## BEGIN

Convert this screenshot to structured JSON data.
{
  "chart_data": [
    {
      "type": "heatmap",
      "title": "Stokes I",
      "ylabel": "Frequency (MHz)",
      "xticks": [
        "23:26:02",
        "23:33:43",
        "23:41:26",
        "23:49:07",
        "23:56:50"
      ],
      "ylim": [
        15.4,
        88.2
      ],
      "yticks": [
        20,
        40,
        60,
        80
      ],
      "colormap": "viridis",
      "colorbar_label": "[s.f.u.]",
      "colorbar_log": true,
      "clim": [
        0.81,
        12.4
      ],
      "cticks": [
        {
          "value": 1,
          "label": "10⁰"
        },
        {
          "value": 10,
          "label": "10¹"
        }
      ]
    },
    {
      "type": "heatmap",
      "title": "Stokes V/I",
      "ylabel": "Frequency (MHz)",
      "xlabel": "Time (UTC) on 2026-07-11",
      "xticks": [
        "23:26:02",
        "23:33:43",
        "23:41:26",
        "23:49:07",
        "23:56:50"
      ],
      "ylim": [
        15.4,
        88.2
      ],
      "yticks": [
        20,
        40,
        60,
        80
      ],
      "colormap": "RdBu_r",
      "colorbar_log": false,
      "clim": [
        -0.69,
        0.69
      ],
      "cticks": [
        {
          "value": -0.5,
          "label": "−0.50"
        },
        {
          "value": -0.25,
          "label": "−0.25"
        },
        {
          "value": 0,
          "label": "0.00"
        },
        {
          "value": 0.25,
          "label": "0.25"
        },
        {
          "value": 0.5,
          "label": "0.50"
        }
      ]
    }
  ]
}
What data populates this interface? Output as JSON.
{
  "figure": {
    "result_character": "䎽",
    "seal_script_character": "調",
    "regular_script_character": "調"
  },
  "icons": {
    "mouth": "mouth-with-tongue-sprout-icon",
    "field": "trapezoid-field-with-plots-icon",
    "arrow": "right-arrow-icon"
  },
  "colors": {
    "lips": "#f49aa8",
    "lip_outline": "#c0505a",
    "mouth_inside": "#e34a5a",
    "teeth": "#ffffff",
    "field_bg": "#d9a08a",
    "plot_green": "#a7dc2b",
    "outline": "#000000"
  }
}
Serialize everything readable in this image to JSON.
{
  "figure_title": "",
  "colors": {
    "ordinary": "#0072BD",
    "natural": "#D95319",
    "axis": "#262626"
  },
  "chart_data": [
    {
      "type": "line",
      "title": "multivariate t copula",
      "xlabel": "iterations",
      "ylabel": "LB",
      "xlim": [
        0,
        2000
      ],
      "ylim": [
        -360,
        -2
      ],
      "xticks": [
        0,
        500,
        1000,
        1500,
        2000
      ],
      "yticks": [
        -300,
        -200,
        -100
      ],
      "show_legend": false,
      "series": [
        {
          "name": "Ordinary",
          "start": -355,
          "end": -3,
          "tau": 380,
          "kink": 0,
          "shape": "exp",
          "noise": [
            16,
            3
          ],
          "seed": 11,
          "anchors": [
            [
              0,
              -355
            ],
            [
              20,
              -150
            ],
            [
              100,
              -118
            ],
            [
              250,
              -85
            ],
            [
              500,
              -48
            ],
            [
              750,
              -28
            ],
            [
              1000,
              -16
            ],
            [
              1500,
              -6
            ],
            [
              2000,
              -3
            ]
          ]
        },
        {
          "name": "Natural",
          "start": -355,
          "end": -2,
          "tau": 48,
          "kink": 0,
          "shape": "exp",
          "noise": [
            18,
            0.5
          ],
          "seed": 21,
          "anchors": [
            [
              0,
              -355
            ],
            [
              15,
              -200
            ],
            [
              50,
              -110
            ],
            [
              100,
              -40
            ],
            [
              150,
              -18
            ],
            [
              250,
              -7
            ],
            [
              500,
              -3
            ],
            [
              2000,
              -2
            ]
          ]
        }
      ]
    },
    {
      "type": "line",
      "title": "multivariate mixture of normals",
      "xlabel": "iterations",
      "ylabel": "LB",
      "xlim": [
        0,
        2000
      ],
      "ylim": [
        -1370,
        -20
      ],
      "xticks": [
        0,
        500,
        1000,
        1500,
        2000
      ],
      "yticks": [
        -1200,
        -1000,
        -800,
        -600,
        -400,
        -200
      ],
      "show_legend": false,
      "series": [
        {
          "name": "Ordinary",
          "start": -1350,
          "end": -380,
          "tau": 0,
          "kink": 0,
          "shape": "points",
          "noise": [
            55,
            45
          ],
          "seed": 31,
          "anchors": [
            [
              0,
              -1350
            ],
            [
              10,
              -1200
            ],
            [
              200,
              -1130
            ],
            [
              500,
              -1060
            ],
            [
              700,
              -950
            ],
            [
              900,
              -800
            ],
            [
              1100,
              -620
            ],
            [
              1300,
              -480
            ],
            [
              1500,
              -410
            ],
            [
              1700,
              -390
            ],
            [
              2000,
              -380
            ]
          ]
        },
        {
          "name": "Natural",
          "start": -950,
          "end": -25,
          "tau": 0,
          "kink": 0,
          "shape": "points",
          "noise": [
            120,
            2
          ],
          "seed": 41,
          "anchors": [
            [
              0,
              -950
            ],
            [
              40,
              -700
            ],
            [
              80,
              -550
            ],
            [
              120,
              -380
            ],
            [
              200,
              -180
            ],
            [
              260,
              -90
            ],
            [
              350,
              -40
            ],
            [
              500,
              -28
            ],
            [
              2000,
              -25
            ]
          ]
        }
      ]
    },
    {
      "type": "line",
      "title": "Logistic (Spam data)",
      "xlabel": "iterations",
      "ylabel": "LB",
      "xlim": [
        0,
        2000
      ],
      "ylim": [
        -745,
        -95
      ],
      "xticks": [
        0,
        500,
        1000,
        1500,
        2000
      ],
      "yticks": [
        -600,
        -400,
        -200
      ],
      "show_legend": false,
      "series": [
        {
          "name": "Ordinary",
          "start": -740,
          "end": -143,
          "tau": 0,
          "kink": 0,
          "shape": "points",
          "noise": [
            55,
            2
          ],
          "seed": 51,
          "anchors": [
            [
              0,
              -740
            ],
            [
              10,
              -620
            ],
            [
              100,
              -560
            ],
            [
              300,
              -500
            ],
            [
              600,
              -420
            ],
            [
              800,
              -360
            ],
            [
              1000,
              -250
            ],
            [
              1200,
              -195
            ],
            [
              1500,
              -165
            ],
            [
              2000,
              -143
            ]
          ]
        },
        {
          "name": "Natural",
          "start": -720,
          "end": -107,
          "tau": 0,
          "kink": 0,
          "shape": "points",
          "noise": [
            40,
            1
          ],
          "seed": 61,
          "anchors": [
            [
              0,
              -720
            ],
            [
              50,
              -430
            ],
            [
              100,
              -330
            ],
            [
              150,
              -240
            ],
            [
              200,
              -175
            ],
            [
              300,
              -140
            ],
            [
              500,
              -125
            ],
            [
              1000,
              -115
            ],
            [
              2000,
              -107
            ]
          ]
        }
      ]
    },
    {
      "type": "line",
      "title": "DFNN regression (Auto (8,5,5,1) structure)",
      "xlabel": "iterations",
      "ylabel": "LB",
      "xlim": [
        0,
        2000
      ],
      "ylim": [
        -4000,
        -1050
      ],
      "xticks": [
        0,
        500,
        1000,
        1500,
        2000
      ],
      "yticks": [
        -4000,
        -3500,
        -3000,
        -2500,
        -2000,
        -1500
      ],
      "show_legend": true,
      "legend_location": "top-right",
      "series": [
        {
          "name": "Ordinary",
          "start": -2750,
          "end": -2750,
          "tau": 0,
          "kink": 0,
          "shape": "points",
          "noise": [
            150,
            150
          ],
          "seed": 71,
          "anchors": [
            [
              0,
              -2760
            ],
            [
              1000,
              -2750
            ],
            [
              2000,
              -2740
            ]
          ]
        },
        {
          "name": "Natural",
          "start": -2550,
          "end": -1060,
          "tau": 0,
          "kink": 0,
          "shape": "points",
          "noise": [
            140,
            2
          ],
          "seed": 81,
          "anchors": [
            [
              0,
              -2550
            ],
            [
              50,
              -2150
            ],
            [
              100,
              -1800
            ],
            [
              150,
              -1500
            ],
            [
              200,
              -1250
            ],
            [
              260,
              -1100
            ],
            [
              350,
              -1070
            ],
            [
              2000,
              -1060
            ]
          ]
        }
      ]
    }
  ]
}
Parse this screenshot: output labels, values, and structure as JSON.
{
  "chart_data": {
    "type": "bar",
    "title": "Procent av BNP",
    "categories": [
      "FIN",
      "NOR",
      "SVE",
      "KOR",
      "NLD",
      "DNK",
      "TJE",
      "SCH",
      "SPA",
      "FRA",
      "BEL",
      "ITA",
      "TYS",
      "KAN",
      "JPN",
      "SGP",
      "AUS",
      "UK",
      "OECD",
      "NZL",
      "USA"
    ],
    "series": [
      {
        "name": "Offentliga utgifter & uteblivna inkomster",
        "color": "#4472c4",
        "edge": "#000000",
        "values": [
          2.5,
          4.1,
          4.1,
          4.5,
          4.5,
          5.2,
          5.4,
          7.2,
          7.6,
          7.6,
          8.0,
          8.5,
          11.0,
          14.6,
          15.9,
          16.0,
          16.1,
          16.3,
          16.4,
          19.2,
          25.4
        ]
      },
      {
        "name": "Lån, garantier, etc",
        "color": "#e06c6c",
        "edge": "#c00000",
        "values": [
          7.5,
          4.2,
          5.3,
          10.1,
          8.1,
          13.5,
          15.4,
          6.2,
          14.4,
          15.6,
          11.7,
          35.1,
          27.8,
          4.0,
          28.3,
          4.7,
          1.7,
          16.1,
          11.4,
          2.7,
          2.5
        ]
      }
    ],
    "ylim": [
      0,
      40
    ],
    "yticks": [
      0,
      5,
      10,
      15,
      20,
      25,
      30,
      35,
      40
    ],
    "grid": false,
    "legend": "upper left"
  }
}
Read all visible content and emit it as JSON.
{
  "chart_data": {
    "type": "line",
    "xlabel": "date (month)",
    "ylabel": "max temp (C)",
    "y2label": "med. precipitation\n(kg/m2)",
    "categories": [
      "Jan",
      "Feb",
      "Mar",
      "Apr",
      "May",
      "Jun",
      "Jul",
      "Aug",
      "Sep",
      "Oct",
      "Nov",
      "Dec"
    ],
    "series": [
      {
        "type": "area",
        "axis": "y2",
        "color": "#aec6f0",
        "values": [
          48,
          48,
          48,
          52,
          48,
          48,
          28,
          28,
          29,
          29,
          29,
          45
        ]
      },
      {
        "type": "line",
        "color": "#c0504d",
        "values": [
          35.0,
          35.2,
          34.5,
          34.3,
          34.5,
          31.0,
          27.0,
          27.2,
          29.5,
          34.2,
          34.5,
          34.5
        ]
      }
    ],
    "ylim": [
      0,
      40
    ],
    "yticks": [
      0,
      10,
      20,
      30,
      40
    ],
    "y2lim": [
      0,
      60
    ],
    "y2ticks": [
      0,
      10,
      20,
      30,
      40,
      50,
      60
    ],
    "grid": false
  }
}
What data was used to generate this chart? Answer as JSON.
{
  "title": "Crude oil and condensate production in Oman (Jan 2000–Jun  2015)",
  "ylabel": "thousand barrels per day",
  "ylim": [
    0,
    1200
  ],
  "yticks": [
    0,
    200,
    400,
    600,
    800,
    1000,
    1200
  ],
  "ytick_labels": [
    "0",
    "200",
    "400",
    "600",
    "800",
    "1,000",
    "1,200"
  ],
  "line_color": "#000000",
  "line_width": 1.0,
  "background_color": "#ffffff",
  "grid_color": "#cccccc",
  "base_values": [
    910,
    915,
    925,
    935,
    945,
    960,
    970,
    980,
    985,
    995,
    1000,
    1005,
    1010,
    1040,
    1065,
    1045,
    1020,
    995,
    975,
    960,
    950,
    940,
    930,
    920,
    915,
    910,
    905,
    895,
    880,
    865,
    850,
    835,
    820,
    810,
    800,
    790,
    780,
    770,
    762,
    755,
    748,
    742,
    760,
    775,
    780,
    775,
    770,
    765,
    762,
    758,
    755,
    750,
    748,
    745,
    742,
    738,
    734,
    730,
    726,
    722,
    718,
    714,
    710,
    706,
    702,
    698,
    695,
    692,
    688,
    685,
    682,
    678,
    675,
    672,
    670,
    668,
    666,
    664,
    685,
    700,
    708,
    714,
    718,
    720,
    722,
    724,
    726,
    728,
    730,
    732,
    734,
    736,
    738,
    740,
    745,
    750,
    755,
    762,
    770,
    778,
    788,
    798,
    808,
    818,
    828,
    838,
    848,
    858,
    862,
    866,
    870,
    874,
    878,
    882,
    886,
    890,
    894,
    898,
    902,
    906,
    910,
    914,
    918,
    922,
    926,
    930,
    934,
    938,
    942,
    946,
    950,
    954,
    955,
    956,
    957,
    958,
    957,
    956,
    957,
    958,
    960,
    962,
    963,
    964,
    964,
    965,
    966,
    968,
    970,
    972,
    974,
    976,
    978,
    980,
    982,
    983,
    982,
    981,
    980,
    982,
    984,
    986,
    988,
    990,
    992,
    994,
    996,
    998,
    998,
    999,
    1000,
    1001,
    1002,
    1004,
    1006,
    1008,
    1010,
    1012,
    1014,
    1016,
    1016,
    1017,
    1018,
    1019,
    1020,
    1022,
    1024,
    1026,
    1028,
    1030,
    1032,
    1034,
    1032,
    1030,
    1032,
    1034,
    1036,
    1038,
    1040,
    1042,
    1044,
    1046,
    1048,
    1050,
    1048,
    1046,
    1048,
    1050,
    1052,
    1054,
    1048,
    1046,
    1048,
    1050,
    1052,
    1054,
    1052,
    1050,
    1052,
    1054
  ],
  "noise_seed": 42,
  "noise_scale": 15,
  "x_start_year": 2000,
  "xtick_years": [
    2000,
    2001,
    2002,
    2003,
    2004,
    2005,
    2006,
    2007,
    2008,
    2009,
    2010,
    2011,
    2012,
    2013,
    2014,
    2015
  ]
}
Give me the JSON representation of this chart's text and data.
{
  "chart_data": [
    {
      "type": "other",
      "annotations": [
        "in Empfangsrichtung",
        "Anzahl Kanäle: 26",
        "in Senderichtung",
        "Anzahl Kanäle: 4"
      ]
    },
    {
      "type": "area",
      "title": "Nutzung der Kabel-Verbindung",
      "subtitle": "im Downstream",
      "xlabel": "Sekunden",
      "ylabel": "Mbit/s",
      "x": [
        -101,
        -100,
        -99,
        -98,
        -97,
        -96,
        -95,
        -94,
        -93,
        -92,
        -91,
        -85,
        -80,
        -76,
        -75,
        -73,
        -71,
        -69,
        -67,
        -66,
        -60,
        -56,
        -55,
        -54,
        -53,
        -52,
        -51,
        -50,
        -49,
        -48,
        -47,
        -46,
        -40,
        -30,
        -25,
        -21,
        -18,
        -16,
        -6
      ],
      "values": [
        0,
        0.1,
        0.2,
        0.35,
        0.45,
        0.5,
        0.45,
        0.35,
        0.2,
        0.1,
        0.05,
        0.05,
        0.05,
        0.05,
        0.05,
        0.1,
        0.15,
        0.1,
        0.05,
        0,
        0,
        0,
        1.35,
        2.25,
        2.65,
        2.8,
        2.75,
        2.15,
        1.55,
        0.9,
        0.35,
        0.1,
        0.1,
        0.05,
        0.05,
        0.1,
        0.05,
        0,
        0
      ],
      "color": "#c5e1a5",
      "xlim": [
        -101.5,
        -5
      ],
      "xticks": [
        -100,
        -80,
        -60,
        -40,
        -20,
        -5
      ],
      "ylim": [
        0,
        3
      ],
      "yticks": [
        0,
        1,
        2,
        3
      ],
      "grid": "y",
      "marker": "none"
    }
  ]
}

## END

Count each line above in which the string "screenshot" appears, then state only the total.

_Final result_
2